# Start of DATA FOR THIS EXERCISE
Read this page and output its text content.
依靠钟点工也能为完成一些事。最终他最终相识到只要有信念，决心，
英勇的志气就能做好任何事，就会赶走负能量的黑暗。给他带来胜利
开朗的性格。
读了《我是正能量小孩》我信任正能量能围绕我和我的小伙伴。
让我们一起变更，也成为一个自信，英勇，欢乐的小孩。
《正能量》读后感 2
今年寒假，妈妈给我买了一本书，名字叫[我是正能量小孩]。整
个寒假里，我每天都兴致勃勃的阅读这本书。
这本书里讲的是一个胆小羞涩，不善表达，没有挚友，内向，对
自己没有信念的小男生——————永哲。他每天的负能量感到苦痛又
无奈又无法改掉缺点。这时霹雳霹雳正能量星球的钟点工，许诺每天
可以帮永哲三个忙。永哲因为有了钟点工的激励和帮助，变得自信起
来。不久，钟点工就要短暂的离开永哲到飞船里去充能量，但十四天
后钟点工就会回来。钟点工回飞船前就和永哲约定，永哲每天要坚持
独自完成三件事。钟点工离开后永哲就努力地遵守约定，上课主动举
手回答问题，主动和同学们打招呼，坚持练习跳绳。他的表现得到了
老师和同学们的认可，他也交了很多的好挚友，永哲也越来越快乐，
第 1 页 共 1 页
# End of DATA FOR THIS EXERCISE
** WHAT TO PRODUCE **
All entries must be repeated verbatim.

** CORRECT RESULT **
Read this page and output its text content.
依靠钟点工也能为完成一些事。最终他最终相识到只要有信念，决心，
英勇的志气就能做好任何事，就会赶走负能量的黑暗。给他带来胜利
开朗的性格。
读了《我是正能量小孩》我信任正能量能围绕我和我的小伙伴。
让我们一起变更，也成为一个自信，英勇，欢乐的小孩。
《正能量》读后感 2
今年寒假，妈妈给我买了一本书，名字叫[我是正能量小孩]。整
个寒假里，我每天都兴致勃勃的阅读这本书。
这本书里讲的是一个胆小羞涩，不善表达，没有挚友，内向，对
自己没有信念的小男生——————永哲。他每天的负能量感到苦痛又
无奈又无法改掉缺点。这时霹雳霹雳正能量星球的钟点工，许诺每天
可以帮永哲三个忙。永哲因为有了钟点工的激励和帮助，变得自信起
来。不久，钟点工就要短暂的离开永哲到飞船里去充能量，但十四天
后钟点工就会回来。钟点工回飞船前就和永哲约定，永哲每天要坚持
独自完成三件事。钟点工离开后永哲就努力地遵守约定，上课主动举
手回答问题，主动和同学们打招呼，坚持练习跳绳。他的表现得到了
老师和同学们的认可，他也交了很多的好挚友，永哲也越来越快乐，
第 1 页 共 1 页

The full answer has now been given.